— start —
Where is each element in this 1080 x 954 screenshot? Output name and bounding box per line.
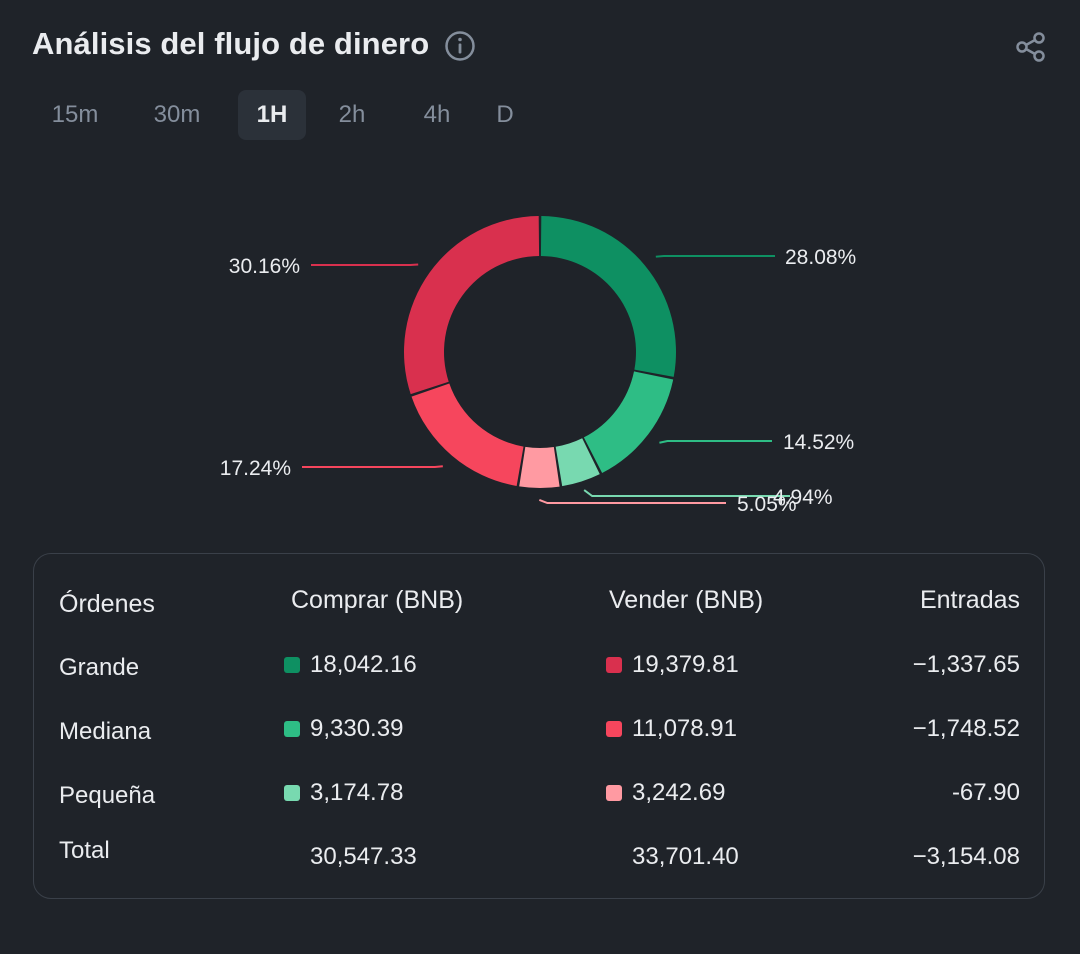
leader-line-0	[655, 255, 775, 258]
donut-slice-1[interactable]	[583, 371, 674, 473]
inflow-large-value: −1,337.65	[912, 651, 1020, 678]
page-title: Análisis del flujo de dinero	[32, 26, 430, 61]
buy-large-swatch	[284, 657, 300, 673]
slice-label-4: 17.24%	[220, 457, 291, 480]
donut-slice-2[interactable]	[555, 438, 600, 487]
row-name-large: Grande	[59, 654, 140, 681]
sell-small-swatch	[606, 785, 622, 801]
header-sell: Vender (BNB)	[609, 586, 764, 614]
leader-line-5	[311, 263, 419, 266]
sell-small-value: 3,242.69	[632, 779, 726, 806]
info-icon[interactable]	[444, 30, 476, 62]
header-orders: Órdenes	[59, 590, 155, 618]
donut-slice-4[interactable]	[411, 383, 524, 486]
share-icon[interactable]	[1014, 30, 1048, 64]
slice-label-3: 5.05%	[737, 493, 797, 516]
buy-medium-value: 9,330.39	[310, 715, 404, 742]
tab-30m[interactable]: 30m	[153, 101, 201, 128]
sell-total-value: 33,701.40	[632, 843, 739, 870]
orders-table: Órdenes Comprar (BNB) Vender (BNB) Entra…	[33, 553, 1045, 899]
donut-slice-5[interactable]	[404, 216, 540, 395]
timeframe-tabs: 15m 30m 1H 2h 4h D	[32, 90, 530, 140]
leader-line-3	[538, 499, 726, 504]
tab-d[interactable]: D	[496, 101, 514, 128]
row-name-total: Total	[59, 837, 110, 864]
inflow-total-value: −3,154.08	[912, 843, 1020, 870]
slice-label-2: 4.94%	[773, 486, 833, 509]
tab-2h[interactable]: 2h	[338, 101, 366, 128]
header-buy: Comprar (BNB)	[291, 586, 464, 614]
sell-large-swatch	[606, 657, 622, 673]
row-name-small: Pequeña	[59, 782, 156, 809]
donut-chart: 28.08% 14.52% 4.94% 5.05% 17.24% 30.16%	[0, 170, 1080, 540]
tab-4h[interactable]: 4h	[423, 101, 451, 128]
inflow-small-value: -67.90	[951, 779, 1020, 806]
buy-total-value: 30,547.33	[310, 843, 417, 870]
donut-slice-3[interactable]	[519, 446, 560, 488]
donut-chart-svg: 28.08% 14.52% 4.94%5.05% 17.24% 30.16%	[220, 216, 856, 516]
sell-large-value: 19,379.81	[632, 651, 739, 678]
sell-medium-value: 11,078.91	[632, 715, 737, 742]
tab-1h[interactable]: 1H	[238, 90, 306, 140]
leader-line-4	[302, 465, 443, 468]
row-name-medium: Mediana	[59, 718, 152, 745]
sell-medium-swatch	[606, 721, 622, 737]
inflow-medium-value: −1,748.52	[912, 715, 1020, 742]
leader-line-1	[659, 440, 772, 444]
leader-line-2	[583, 489, 790, 497]
slice-label-5: 30.16%	[229, 255, 300, 278]
buy-small-value: 3,174.78	[310, 779, 404, 806]
donut-slice-0[interactable]	[540, 216, 676, 377]
header: Análisis del flujo de dinero	[32, 22, 1048, 70]
slice-label-1: 14.52%	[783, 431, 854, 454]
tab-15m[interactable]: 15m	[51, 101, 99, 128]
buy-small-swatch	[284, 785, 300, 801]
slice-label-0: 28.08%	[785, 246, 856, 269]
buy-large-value: 18,042.16	[310, 651, 417, 678]
buy-medium-swatch	[284, 721, 300, 737]
header-inflow: Entradas	[919, 586, 1020, 614]
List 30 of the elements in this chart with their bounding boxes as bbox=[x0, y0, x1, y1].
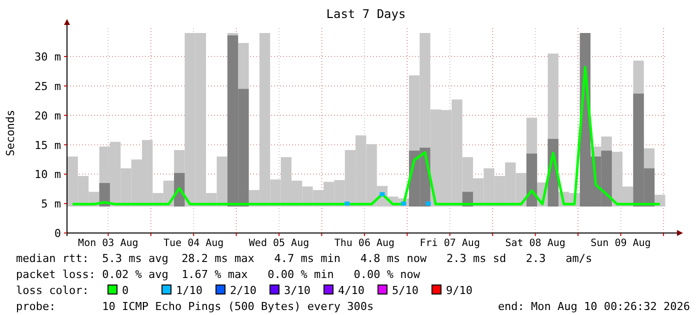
legend-label: 0 bbox=[122, 284, 129, 297]
chart-title: Last 7 Days bbox=[326, 7, 406, 21]
y-tick-label: 0 bbox=[54, 227, 61, 240]
x-tick-label: Sat 08 Aug bbox=[505, 238, 566, 249]
y-tick-label: 30 m bbox=[34, 50, 62, 64]
x-tick-label: Wed 05 Aug bbox=[248, 238, 310, 249]
text: end: Mon Aug 10 00:26:32 2026 bbox=[498, 300, 690, 313]
legend-label: 3/10 bbox=[284, 284, 310, 297]
y-tick-label: 15 m bbox=[34, 138, 62, 152]
legend-label: 4/10 bbox=[338, 284, 364, 297]
y-tick-label: 10 m bbox=[34, 168, 62, 182]
x-tick-label: Sun 09 Aug bbox=[590, 238, 651, 249]
text: packet loss: 0.02 % avg 1.67 % max 0.00 % min 0.00 % now bbox=[16, 268, 420, 281]
legend-label: 5/10 bbox=[392, 284, 418, 297]
bar bbox=[526, 154, 538, 207]
legend-label: 9/10 bbox=[446, 284, 472, 297]
y-tick-label: 25 m bbox=[34, 80, 62, 93]
legend-label: 2/10 bbox=[230, 284, 256, 297]
x-tick-label: Tue 04 Aug bbox=[163, 238, 224, 249]
x-tick-label: Mon 03 Aug bbox=[78, 238, 138, 249]
legend-title: loss color: bbox=[16, 284, 89, 297]
text: probe: 10 ICMP Echo Pings (500 Bytes) every 300s bbox=[16, 300, 374, 313]
y-axis-title: Seconds bbox=[4, 110, 17, 156]
text: median rtt: 5.3 ms avg 28.2 ms max 4.7 ms min 4.8 ms now 2.3 ms sd 2.3 am/s bbox=[16, 252, 592, 265]
line-series bbox=[71, 66, 662, 206]
x-tick-label: Thu 06 Aug bbox=[334, 238, 395, 249]
y-tick-label: 5 m bbox=[41, 198, 62, 211]
x-tick-label: Fri 07 Aug bbox=[420, 238, 480, 249]
legend-label: 1/10 bbox=[176, 284, 202, 297]
y-tick-label: 20 m bbox=[34, 109, 62, 122]
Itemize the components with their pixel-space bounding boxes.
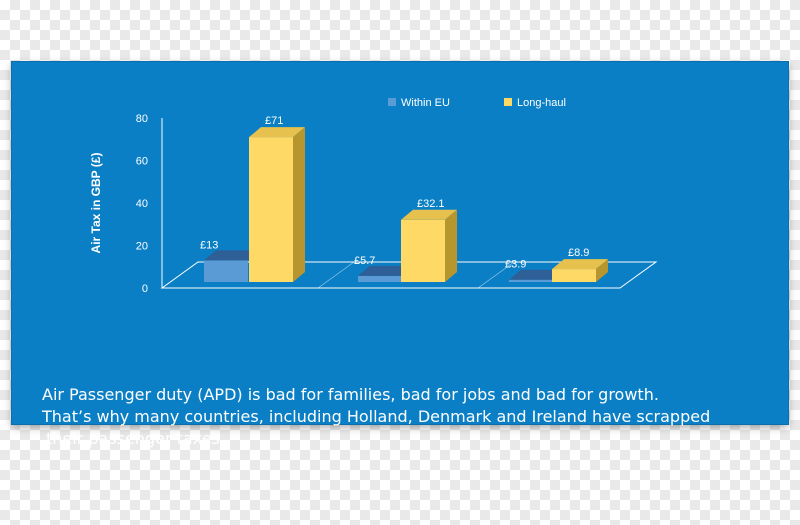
bar-long-haul-top	[552, 259, 608, 270]
chart-floor	[160, 261, 658, 289]
caption: Air Passenger duty (APD) is bad for fami…	[42, 384, 782, 450]
bar-long-haul-top	[401, 209, 457, 220]
y-tick-label: 20	[136, 241, 148, 253]
caption-line-2: That’s why many countries, including Hol…	[42, 407, 711, 426]
y-tick-label: 40	[136, 198, 148, 210]
legend-label-long-haul: Long-haul	[517, 97, 566, 109]
bar-long-haul	[401, 219, 445, 282]
floor-divider	[477, 261, 515, 289]
data-label-within-eu: £5.7	[354, 255, 375, 267]
bar-long-haul	[552, 269, 596, 282]
data-label-within-eu: £13	[200, 239, 218, 251]
y-tick-label: 0	[142, 283, 148, 295]
legend-swatch-within-eu	[388, 98, 396, 106]
bar-chart: 0 20 40 60 80 Air Tax in GBP (£) £13 £71 £5.7 £32…	[89, 97, 658, 295]
data-label-long-haul: £71	[265, 115, 283, 127]
caption-line-1: Air Passenger duty (APD) is bad for fami…	[42, 385, 659, 404]
legend-swatch-long-haul	[504, 98, 512, 106]
legend-label-within-eu: Within EU	[401, 97, 450, 109]
bar-within-eu-top	[509, 269, 565, 280]
y-tick-label: 80	[136, 113, 148, 125]
data-label-long-haul: £8.9	[568, 247, 589, 259]
bar-within-eu	[358, 275, 402, 282]
bar-long-haul-side	[293, 127, 305, 282]
bar-within-eu-top	[204, 250, 260, 261]
bar-long-haul-top	[249, 127, 305, 138]
caption-line-3: their passenger taxes	[46, 429, 220, 448]
bar-within-eu-top	[358, 265, 414, 276]
y-axis-label: Air Tax in GBP (£)	[89, 153, 103, 254]
bar-long-haul-side	[445, 209, 457, 282]
bar-long-haul	[249, 137, 293, 282]
chart-panel: 0 20 40 60 80 Air Tax in GBP (£) £13 £71 £5.7 £32…	[12, 62, 788, 448]
bar-within-eu	[204, 260, 248, 282]
floor-divider	[317, 261, 355, 289]
data-label-long-haul: £32.1	[417, 198, 445, 210]
y-tick-label: 60	[136, 156, 148, 168]
bar-long-haul-side	[596, 259, 608, 282]
data-label-within-eu: £3.9	[505, 259, 526, 271]
bar-within-eu	[509, 279, 553, 282]
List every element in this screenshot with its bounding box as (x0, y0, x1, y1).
— end —
_Exercise description_
Print the items between the line holding "255, 775, 258]" and the line holding "486, 833, 509]", inclusive, and reproduce each line unchanged.

_Exercise response_
leader-line-0	[655, 255, 775, 258]
donut-slice-1[interactable]	[583, 371, 674, 473]
inflow-large-value: −1,337.65	[912, 651, 1020, 678]
page-title: Análisis del flujo de dinero	[32, 26, 430, 61]
buy-large-swatch	[284, 657, 300, 673]
slice-label-4: 17.24%	[220, 457, 291, 480]
donut-slice-2[interactable]	[555, 438, 600, 487]
row-name-large: Grande	[59, 654, 140, 681]
sell-small-swatch	[606, 785, 622, 801]
header-sell: Vender (BNB)	[609, 586, 764, 614]
leader-line-5	[311, 263, 419, 266]
sell-small-value: 3,242.69	[632, 779, 726, 806]
info-icon[interactable]	[444, 30, 476, 62]
header-orders: Órdenes	[59, 590, 155, 618]
donut-slice-4[interactable]	[411, 383, 524, 486]
share-icon[interactable]	[1014, 30, 1048, 64]
slice-label-3: 5.05%	[737, 493, 797, 516]
buy-medium-value: 9,330.39	[310, 715, 404, 742]
tab-30m[interactable]: 30m	[153, 101, 201, 128]
sell-total-value: 33,701.40	[632, 843, 739, 870]
orders-table: Órdenes Comprar (BNB) Vender (BNB) Entra…	[33, 553, 1045, 899]
donut-slice-5[interactable]	[404, 216, 540, 395]
timeframe-tabs: 15m 30m 1H 2h 4h D	[32, 90, 530, 140]
leader-line-3	[538, 499, 726, 504]
tab-d[interactable]: D	[496, 101, 514, 128]
row-name-total: Total	[59, 837, 110, 864]
inflow-total-value: −3,154.08	[912, 843, 1020, 870]
slice-label-2: 4.94%	[773, 486, 833, 509]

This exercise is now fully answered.